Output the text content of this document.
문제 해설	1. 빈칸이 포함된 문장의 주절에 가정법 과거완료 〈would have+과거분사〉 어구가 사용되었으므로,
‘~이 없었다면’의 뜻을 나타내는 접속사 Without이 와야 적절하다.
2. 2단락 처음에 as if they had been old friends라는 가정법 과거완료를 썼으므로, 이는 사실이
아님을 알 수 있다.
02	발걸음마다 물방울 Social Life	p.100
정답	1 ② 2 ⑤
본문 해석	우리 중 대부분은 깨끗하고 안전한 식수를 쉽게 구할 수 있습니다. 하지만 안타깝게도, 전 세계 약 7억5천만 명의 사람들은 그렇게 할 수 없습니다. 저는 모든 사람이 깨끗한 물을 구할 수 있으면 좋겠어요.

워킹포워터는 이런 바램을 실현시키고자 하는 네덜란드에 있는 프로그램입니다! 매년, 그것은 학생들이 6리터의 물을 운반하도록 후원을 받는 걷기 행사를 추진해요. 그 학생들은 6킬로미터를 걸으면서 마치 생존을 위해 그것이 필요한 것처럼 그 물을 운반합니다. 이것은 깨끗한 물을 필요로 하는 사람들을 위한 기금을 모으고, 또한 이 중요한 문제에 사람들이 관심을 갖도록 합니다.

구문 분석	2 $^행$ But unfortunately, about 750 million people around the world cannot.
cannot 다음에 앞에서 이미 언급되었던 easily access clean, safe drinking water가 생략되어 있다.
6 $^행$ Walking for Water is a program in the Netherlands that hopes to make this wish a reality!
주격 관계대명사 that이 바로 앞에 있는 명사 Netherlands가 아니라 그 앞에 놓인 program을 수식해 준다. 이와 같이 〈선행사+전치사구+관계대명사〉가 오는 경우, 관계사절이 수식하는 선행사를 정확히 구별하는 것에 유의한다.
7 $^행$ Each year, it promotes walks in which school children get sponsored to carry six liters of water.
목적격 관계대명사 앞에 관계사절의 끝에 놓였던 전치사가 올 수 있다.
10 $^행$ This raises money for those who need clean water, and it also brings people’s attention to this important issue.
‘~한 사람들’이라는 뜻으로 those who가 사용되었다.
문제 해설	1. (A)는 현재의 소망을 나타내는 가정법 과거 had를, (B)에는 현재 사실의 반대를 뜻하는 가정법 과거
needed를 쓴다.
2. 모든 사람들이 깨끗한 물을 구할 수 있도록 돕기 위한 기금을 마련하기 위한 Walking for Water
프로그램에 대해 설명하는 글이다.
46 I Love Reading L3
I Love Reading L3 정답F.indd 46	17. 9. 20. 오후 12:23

★ ★ ★

= What you need to do =
The records above should be repeated in full, exactly as given.

= Task output =
Output the text content of this document.
문제 해설	1. 빈칸이 포함된 문장의 주절에 가정법 과거완료 〈would have+과거분사〉 어구가 사용되었으므로,
‘~이 없었다면’의 뜻을 나타내는 접속사 Without이 와야 적절하다.
2. 2단락 처음에 as if they had been old friends라는 가정법 과거완료를 썼으므로, 이는 사실이
아님을 알 수 있다.
02	발걸음마다 물방울 Social Life	p.100
정답	1 ② 2 ⑤
본문 해석	우리 중 대부분은 깨끗하고 안전한 식수를 쉽게 구할 수 있습니다. 하지만 안타깝게도, 전 세계 약 7억5천만 명의 사람들은 그렇게 할 수 없습니다. 저는 모든 사람이 깨끗한 물을 구할 수 있으면 좋겠어요.

워킹포워터는 이런 바램을 실현시키고자 하는 네덜란드에 있는 프로그램입니다! 매년, 그것은 학생들이 6리터의 물을 운반하도록 후원을 받는 걷기 행사를 추진해요. 그 학생들은 6킬로미터를 걸으면서 마치 생존을 위해 그것이 필요한 것처럼 그 물을 운반합니다. 이것은 깨끗한 물을 필요로 하는 사람들을 위한 기금을 모으고, 또한 이 중요한 문제에 사람들이 관심을 갖도록 합니다.

구문 분석	2 $^행$ But unfortunately, about 750 million people around the world cannot.
cannot 다음에 앞에서 이미 언급되었던 easily access clean, safe drinking water가 생략되어 있다.
6 $^행$ Walking for Water is a program in the Netherlands that hopes to make this wish a reality!
주격 관계대명사 that이 바로 앞에 있는 명사 Netherlands가 아니라 그 앞에 놓인 program을 수식해 준다. 이와 같이 〈선행사+전치사구+관계대명사〉가 오는 경우, 관계사절이 수식하는 선행사를 정확히 구별하는 것에 유의한다.
7 $^행$ Each year, it promotes walks in which school children get sponsored to carry six liters of water.
목적격 관계대명사 앞에 관계사절의 끝에 놓였던 전치사가 올 수 있다.
10 $^행$ This raises money for those who need clean water, and it also brings people’s attention to this important issue.
‘~한 사람들’이라는 뜻으로 those who가 사용되었다.
문제 해설	1. (A)는 현재의 소망을 나타내는 가정법 과거 had를, (B)에는 현재 사실의 반대를 뜻하는 가정법 과거
needed를 쓴다.
2. 모든 사람들이 깨끗한 물을 구할 수 있도록 돕기 위한 기금을 마련하기 위한 Walking for Water
프로그램에 대해 설명하는 글이다.
46 I Love Reading L3
I Love Reading L3 정답F.indd 46	17. 9. 20. 오후 12:23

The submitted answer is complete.